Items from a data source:
┄┄┄┄┄┄

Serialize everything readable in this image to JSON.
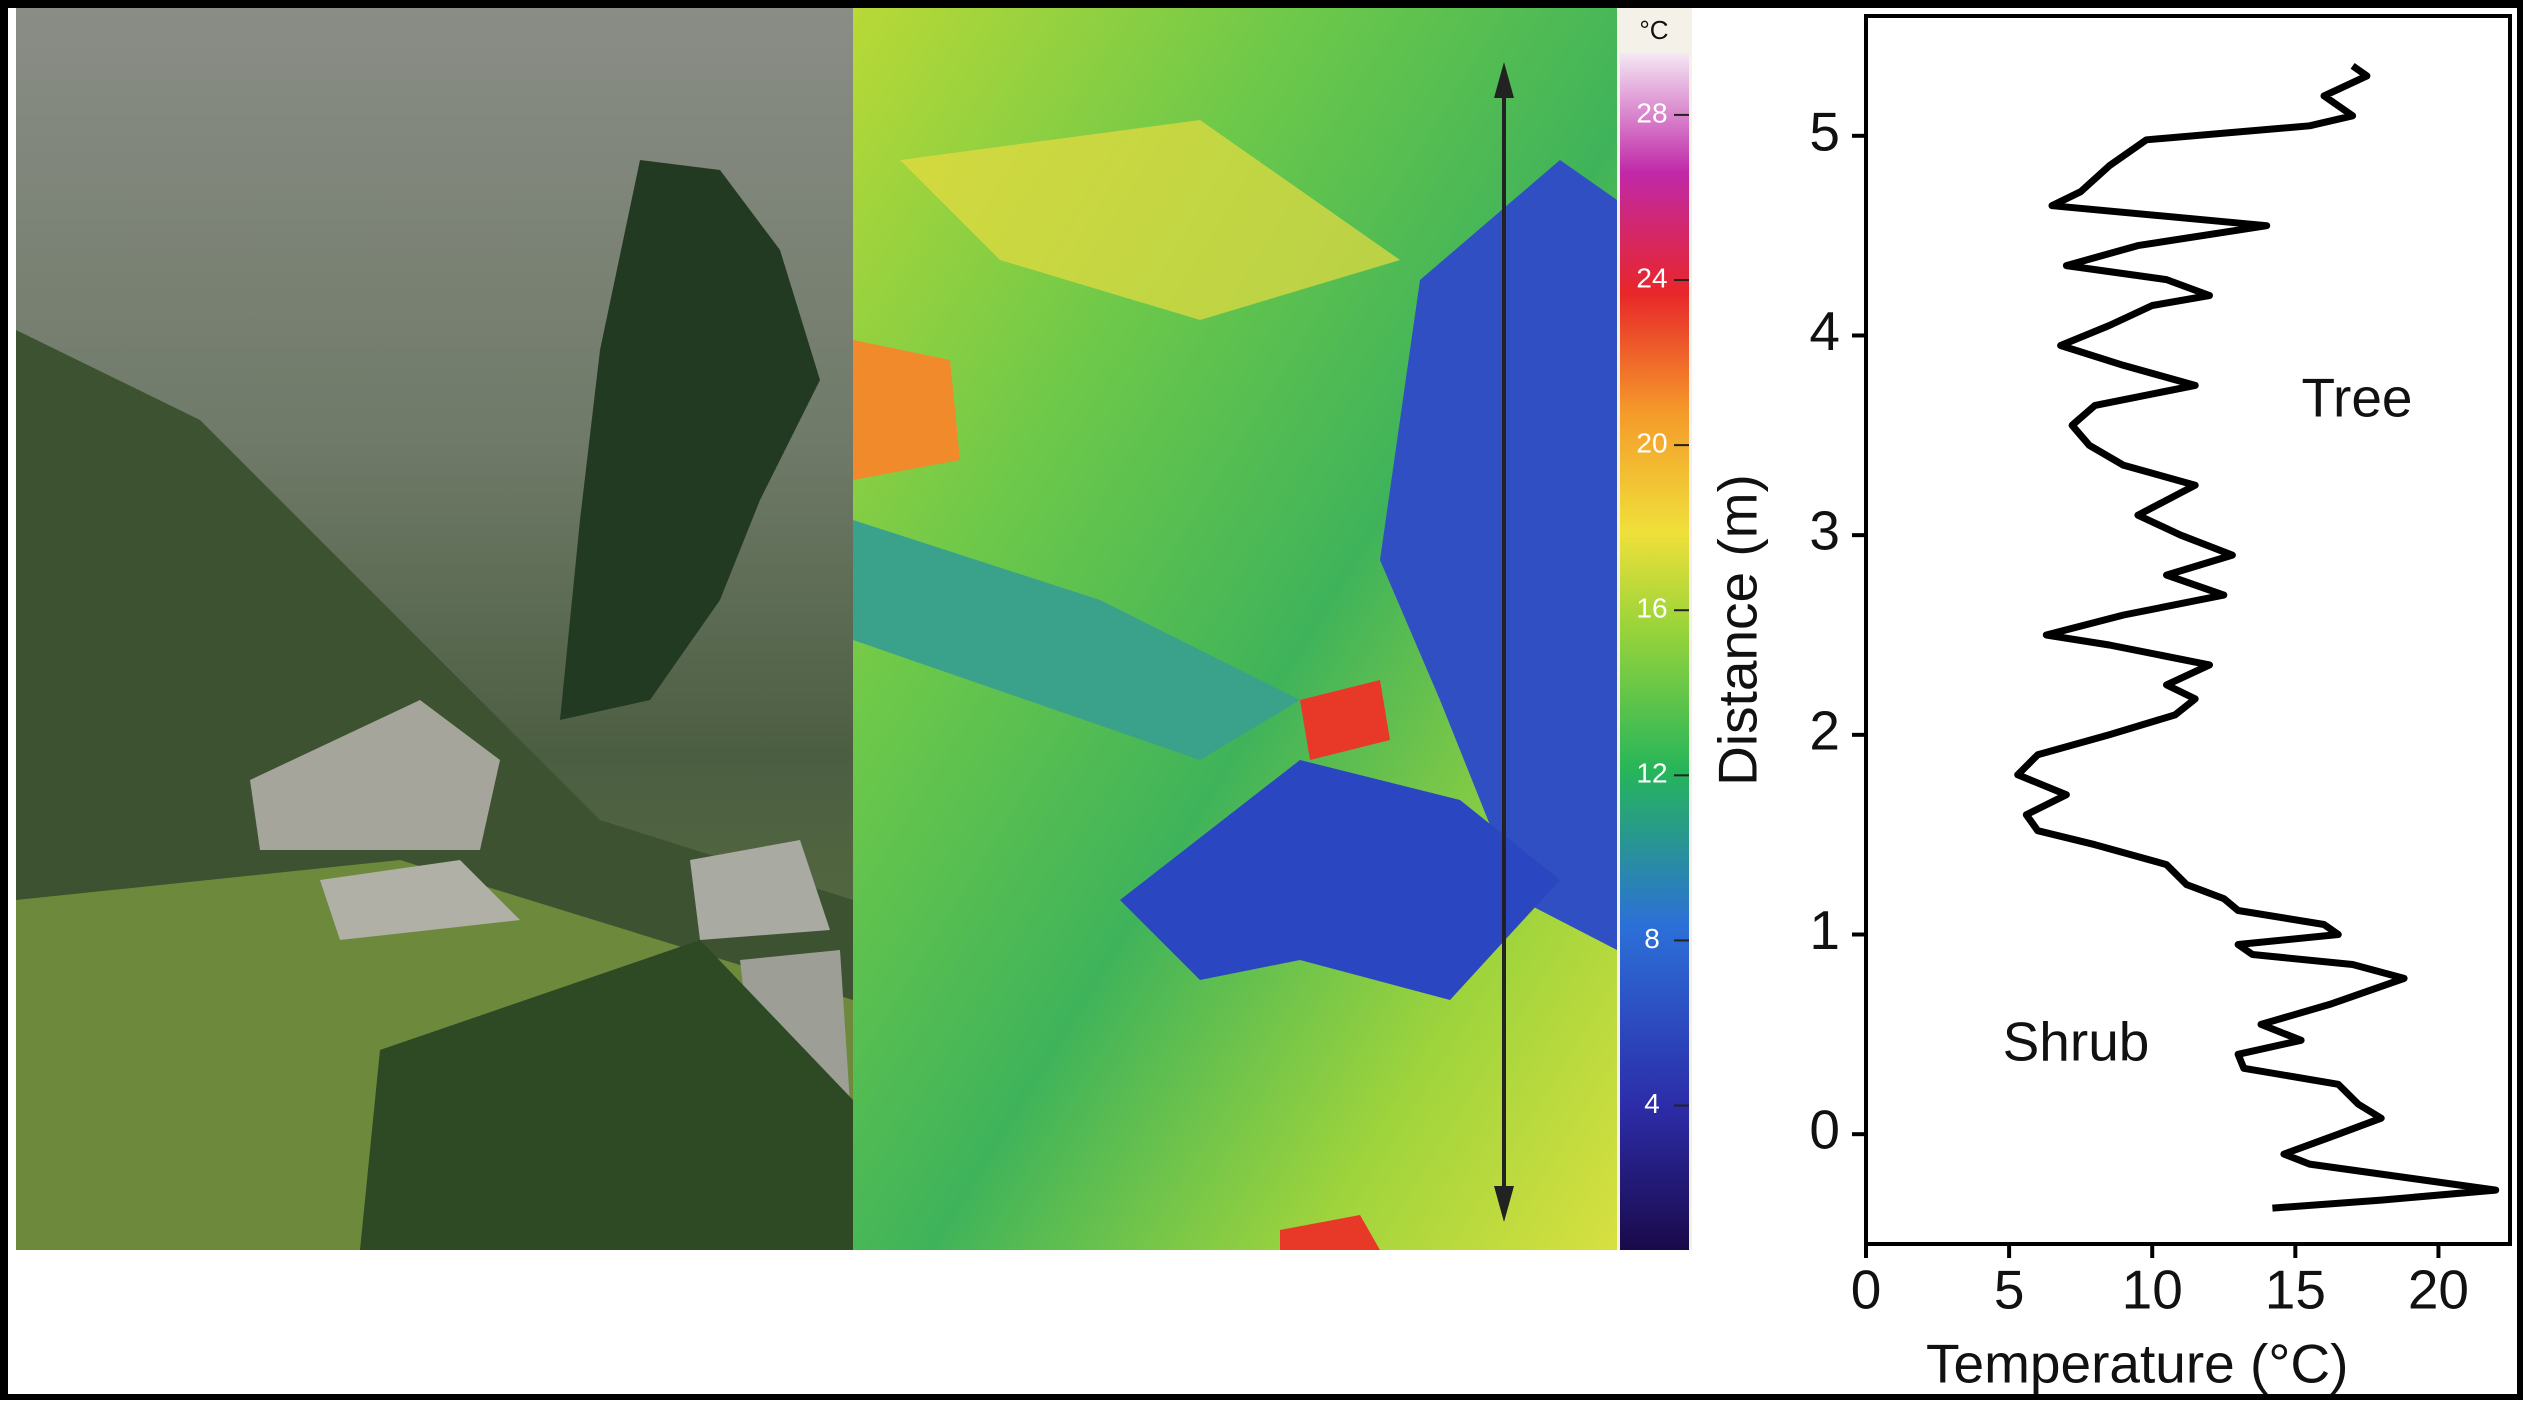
{
  "chart_data": [
    {
      "type": "line",
      "xlabel": "Temperature (°C)",
      "ylabel": "Distance (m)",
      "annotations": [
        "Tree",
        "Shrub"
      ],
      "xlim": [
        0,
        22.5
      ],
      "xticks": [
        0,
        5,
        10,
        15,
        20
      ],
      "ylim": [
        -0.55,
        5.6
      ],
      "yticks": [
        0,
        1,
        2,
        3,
        4,
        5
      ],
      "series": [
        {
          "color": "#000000",
          "y": [
            -0.37,
            -0.33,
            -0.28,
            -0.22,
            -0.15,
            -0.1,
            0.0,
            0.08,
            0.15,
            0.25,
            0.33,
            0.4,
            0.47,
            0.55,
            0.65,
            0.78,
            0.85,
            0.9,
            0.95,
            1.0,
            1.05,
            1.12,
            1.18,
            1.25,
            1.35,
            1.45,
            1.52,
            1.6,
            1.7,
            1.8,
            1.9,
            2.0,
            2.1,
            2.18,
            2.25,
            2.35,
            2.45,
            2.5,
            2.6,
            2.7,
            2.8,
            2.9,
            3.0,
            3.1,
            3.25,
            3.35,
            3.45,
            3.55,
            3.65,
            3.75,
            3.85,
            3.95,
            4.05,
            4.15,
            4.2,
            4.28,
            4.35,
            4.45,
            4.55,
            4.65,
            4.72,
            4.85,
            4.98,
            5.05,
            5.1,
            5.2,
            5.3,
            5.35
          ],
          "values": [
            14.2,
            18,
            22.0,
            19,
            15.5,
            14.6,
            16.5,
            18.0,
            17.2,
            16.5,
            13.2,
            13.0,
            15.2,
            13.8,
            16.2,
            18.8,
            17.0,
            13.5,
            13.0,
            16.5,
            16.0,
            13.0,
            12.5,
            11.2,
            10.5,
            8.0,
            6.0,
            5.6,
            7.0,
            5.3,
            6.0,
            8.5,
            10.8,
            11.5,
            10.5,
            12.0,
            8.5,
            6.3,
            9.0,
            12.5,
            10.5,
            12.8,
            11.0,
            9.5,
            11.5,
            9.0,
            7.8,
            7.2,
            8.0,
            11.5,
            9.0,
            6.8,
            8.5,
            10.0,
            12.0,
            10.5,
            7.0,
            9.5,
            14.0,
            6.5,
            7.5,
            8.5,
            9.8,
            15.5,
            17.0,
            16.0,
            17.5,
            17.0
          ]
        }
      ]
    },
    {
      "type": "colorbar",
      "title": "°C",
      "ylim": [
        0.5,
        29.5
      ],
      "yticks": [
        4,
        8,
        12,
        16,
        20,
        24,
        28
      ]
    }
  ]
}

┄┄┄┄┄┄

THE TASK – Set every line down exactly as written, leaving each picture out.

OUTPUT –
Serialize everything readable in this image to JSON.
{
  "chart_data": [
    {
      "type": "line",
      "xlabel": "Temperature (°C)",
      "ylabel": "Distance (m)",
      "annotations": [
        "Tree",
        "Shrub"
      ],
      "xlim": [
        0,
        22.5
      ],
      "xticks": [
        0,
        5,
        10,
        15,
        20
      ],
      "ylim": [
        -0.55,
        5.6
      ],
      "yticks": [
        0,
        1,
        2,
        3,
        4,
        5
      ],
      "series": [
        {
          "color": "#000000",
          "y": [
            -0.37,
            -0.33,
            -0.28,
            -0.22,
            -0.15,
            -0.1,
            0.0,
            0.08,
            0.15,
            0.25,
            0.33,
            0.4,
            0.47,
            0.55,
            0.65,
            0.78,
            0.85,
            0.9,
            0.95,
            1.0,
            1.05,
            1.12,
            1.18,
            1.25,
            1.35,
            1.45,
            1.52,
            1.6,
            1.7,
            1.8,
            1.9,
            2.0,
            2.1,
            2.18,
            2.25,
            2.35,
            2.45,
            2.5,
            2.6,
            2.7,
            2.8,
            2.9,
            3.0,
            3.1,
            3.25,
            3.35,
            3.45,
            3.55,
            3.65,
            3.75,
            3.85,
            3.95,
            4.05,
            4.15,
            4.2,
            4.28,
            4.35,
            4.45,
            4.55,
            4.65,
            4.72,
            4.85,
            4.98,
            5.05,
            5.1,
            5.2,
            5.3,
            5.35
          ],
          "values": [
            14.2,
            18,
            22.0,
            19,
            15.5,
            14.6,
            16.5,
            18.0,
            17.2,
            16.5,
            13.2,
            13.0,
            15.2,
            13.8,
            16.2,
            18.8,
            17.0,
            13.5,
            13.0,
            16.5,
            16.0,
            13.0,
            12.5,
            11.2,
            10.5,
            8.0,
            6.0,
            5.6,
            7.0,
            5.3,
            6.0,
            8.5,
            10.8,
            11.5,
            10.5,
            12.0,
            8.5,
            6.3,
            9.0,
            12.5,
            10.5,
            12.8,
            11.0,
            9.5,
            11.5,
            9.0,
            7.8,
            7.2,
            8.0,
            11.5,
            9.0,
            6.8,
            8.5,
            10.0,
            12.0,
            10.5,
            7.0,
            9.5,
            14.0,
            6.5,
            7.5,
            8.5,
            9.8,
            15.5,
            17.0,
            16.0,
            17.5,
            17.0
          ]
        }
      ]
    },
    {
      "type": "colorbar",
      "title": "°C",
      "ylim": [
        0.5,
        29.5
      ],
      "yticks": [
        4,
        8,
        12,
        16,
        20,
        24,
        28
      ]
    }
  ]
}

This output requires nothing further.